▸ Description of the task: Find the lines with the string "System" and return them.

begin Data to use

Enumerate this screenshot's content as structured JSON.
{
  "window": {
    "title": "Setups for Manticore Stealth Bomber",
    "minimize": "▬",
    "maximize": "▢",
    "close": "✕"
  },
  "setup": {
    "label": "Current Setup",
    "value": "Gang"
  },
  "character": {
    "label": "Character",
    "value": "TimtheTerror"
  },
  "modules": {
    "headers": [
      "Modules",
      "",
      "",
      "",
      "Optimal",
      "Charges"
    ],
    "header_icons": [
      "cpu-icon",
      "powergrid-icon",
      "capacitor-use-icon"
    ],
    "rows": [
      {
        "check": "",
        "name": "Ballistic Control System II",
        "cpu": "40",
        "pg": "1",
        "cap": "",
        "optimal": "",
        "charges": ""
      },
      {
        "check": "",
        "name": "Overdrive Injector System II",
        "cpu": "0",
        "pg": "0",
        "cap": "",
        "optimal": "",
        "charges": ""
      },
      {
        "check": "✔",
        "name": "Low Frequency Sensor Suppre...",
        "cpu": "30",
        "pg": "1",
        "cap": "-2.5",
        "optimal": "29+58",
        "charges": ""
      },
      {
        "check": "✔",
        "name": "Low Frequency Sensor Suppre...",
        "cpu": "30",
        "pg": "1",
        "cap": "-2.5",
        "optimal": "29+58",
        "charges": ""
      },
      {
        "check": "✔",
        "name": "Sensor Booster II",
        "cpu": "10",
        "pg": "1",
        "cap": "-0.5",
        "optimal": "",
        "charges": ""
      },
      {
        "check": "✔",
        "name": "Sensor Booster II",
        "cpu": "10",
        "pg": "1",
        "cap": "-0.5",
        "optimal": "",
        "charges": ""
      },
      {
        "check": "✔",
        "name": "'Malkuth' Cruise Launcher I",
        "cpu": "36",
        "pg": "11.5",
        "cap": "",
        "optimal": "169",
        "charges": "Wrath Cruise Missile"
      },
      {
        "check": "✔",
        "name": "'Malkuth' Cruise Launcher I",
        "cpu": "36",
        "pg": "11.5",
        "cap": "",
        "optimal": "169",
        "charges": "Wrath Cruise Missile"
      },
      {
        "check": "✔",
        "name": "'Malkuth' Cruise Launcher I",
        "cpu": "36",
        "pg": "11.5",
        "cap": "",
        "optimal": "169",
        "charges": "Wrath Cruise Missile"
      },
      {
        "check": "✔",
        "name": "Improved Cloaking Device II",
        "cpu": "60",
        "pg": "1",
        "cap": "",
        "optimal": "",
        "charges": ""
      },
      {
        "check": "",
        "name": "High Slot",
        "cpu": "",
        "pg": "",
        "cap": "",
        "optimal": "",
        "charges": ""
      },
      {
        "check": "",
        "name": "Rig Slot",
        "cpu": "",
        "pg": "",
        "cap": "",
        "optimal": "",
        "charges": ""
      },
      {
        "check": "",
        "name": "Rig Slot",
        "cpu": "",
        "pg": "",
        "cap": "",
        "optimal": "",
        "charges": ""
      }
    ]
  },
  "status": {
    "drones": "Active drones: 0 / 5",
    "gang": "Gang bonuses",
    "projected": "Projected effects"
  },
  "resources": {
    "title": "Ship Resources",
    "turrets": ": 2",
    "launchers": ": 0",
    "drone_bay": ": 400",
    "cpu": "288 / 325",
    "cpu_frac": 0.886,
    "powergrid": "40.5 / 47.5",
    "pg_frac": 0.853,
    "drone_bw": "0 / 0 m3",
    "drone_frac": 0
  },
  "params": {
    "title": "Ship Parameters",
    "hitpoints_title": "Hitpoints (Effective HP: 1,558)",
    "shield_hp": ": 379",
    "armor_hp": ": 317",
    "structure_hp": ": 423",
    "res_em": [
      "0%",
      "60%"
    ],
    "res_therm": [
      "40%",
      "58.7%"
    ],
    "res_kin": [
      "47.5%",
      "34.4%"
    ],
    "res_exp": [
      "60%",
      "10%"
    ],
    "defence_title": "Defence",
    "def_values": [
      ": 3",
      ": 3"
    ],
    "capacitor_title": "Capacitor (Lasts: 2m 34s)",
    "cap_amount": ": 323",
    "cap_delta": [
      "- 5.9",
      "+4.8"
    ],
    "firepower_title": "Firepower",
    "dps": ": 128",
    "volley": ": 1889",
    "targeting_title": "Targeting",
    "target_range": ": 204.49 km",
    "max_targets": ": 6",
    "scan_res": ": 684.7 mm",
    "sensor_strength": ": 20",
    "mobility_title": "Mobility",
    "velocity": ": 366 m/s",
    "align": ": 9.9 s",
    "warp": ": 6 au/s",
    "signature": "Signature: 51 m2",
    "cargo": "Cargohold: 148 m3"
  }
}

end Data to use
begin Data to use

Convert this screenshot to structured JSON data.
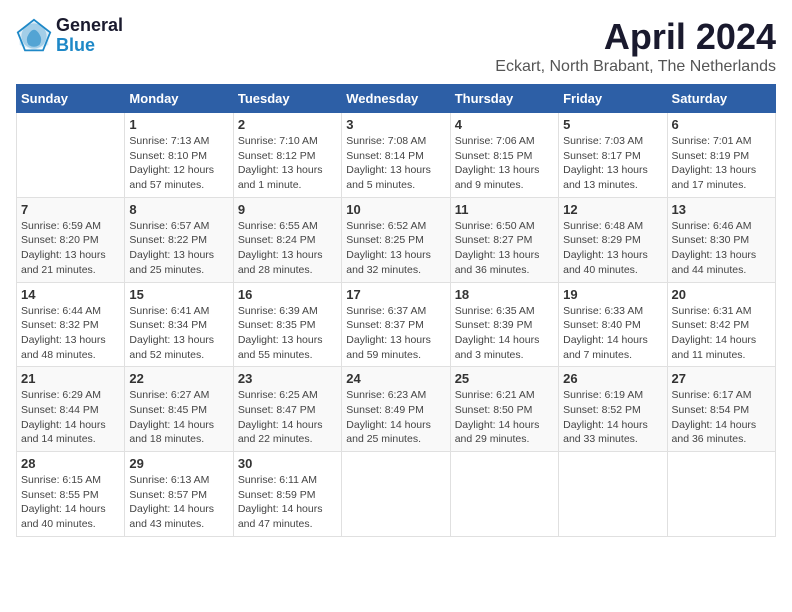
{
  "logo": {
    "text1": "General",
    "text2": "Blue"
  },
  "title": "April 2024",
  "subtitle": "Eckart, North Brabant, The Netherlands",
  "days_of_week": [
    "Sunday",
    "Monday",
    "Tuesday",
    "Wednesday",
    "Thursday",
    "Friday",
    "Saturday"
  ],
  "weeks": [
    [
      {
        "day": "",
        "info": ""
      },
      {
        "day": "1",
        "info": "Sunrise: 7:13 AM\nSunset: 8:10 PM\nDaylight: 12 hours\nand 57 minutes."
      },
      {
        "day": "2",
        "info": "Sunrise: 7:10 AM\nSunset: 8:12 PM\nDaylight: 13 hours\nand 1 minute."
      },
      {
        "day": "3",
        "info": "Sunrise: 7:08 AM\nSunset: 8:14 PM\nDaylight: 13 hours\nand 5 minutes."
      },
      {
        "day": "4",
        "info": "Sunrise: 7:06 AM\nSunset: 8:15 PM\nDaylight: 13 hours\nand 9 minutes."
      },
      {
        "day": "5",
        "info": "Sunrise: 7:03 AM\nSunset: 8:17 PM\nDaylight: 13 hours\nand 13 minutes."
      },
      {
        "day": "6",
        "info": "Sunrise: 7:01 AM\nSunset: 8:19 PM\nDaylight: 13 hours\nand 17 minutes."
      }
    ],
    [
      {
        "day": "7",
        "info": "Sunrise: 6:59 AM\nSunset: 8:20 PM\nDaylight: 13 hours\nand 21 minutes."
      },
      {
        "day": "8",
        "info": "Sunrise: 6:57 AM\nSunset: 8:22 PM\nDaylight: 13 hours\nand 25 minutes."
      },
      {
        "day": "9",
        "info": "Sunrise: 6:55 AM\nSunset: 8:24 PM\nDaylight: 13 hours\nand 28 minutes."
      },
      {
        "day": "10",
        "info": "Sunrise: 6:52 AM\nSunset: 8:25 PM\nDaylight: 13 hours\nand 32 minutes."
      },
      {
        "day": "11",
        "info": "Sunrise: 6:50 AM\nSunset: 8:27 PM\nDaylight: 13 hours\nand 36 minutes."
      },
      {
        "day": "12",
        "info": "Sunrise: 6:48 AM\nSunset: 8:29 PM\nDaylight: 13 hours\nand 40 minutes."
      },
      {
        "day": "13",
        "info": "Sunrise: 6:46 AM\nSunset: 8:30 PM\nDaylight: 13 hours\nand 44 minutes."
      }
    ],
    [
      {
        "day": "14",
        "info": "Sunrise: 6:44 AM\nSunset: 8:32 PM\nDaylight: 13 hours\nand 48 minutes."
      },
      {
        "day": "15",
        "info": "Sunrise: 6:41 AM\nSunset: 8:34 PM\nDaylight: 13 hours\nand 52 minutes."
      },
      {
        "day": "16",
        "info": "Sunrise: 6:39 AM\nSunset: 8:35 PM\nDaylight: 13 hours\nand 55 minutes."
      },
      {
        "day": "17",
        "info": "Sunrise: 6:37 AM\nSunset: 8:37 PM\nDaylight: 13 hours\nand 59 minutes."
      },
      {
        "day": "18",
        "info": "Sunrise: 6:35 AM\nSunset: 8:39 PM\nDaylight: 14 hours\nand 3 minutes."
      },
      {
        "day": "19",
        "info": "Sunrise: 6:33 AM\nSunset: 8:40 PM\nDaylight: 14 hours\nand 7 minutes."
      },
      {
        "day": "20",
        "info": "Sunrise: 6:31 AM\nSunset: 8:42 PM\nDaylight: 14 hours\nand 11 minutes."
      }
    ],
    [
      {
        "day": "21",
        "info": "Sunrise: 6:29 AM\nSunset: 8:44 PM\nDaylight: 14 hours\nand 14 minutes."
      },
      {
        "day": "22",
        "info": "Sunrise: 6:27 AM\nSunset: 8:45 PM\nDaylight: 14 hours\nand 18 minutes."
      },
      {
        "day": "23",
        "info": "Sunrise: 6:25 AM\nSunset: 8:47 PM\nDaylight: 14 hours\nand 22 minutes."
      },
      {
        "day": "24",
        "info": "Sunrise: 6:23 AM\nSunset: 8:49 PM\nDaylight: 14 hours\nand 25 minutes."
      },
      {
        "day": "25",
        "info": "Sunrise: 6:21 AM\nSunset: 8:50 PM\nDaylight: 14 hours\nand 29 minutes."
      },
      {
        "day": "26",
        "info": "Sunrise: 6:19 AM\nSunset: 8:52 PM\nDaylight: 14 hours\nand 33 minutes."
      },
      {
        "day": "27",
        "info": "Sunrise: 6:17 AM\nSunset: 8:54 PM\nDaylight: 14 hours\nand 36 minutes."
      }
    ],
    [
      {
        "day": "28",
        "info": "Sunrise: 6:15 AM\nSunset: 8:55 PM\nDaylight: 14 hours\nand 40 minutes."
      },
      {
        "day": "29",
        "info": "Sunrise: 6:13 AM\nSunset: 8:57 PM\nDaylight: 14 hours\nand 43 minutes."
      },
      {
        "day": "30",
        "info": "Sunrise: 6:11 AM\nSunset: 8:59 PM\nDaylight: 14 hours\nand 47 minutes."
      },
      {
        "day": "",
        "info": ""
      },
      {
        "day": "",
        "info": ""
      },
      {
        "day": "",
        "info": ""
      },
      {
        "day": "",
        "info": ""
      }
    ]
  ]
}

end Data to use
begin Data to use

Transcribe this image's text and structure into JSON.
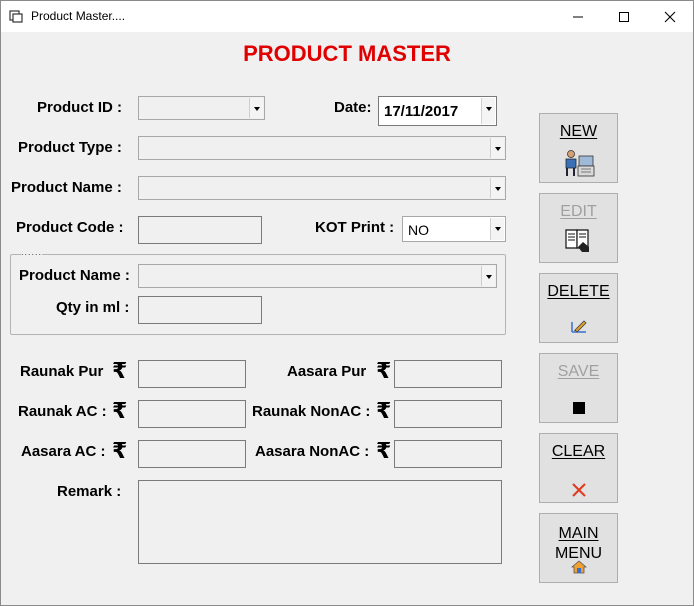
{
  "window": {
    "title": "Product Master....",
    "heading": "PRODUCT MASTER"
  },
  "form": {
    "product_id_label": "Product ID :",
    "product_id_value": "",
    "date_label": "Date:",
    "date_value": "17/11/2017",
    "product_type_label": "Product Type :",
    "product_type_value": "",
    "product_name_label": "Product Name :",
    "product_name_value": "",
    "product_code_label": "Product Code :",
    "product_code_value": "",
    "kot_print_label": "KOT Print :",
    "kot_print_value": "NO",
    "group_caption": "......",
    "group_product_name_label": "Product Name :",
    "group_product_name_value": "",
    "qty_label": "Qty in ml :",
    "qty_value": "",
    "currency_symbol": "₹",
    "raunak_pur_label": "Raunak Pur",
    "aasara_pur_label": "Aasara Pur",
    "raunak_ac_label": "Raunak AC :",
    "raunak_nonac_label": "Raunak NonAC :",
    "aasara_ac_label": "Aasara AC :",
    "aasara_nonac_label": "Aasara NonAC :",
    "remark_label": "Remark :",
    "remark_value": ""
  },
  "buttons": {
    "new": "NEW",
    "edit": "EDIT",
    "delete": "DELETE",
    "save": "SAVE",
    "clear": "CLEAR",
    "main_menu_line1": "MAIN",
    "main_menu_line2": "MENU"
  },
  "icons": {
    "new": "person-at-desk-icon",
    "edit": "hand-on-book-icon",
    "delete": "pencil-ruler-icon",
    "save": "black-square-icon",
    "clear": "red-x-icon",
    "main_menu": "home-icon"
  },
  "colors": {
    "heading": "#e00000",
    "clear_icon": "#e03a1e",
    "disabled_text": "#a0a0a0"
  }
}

end Data to use

▸ The reply:
        "name": "Ballistic Control System II",
        "name": "Overdrive Injector System II",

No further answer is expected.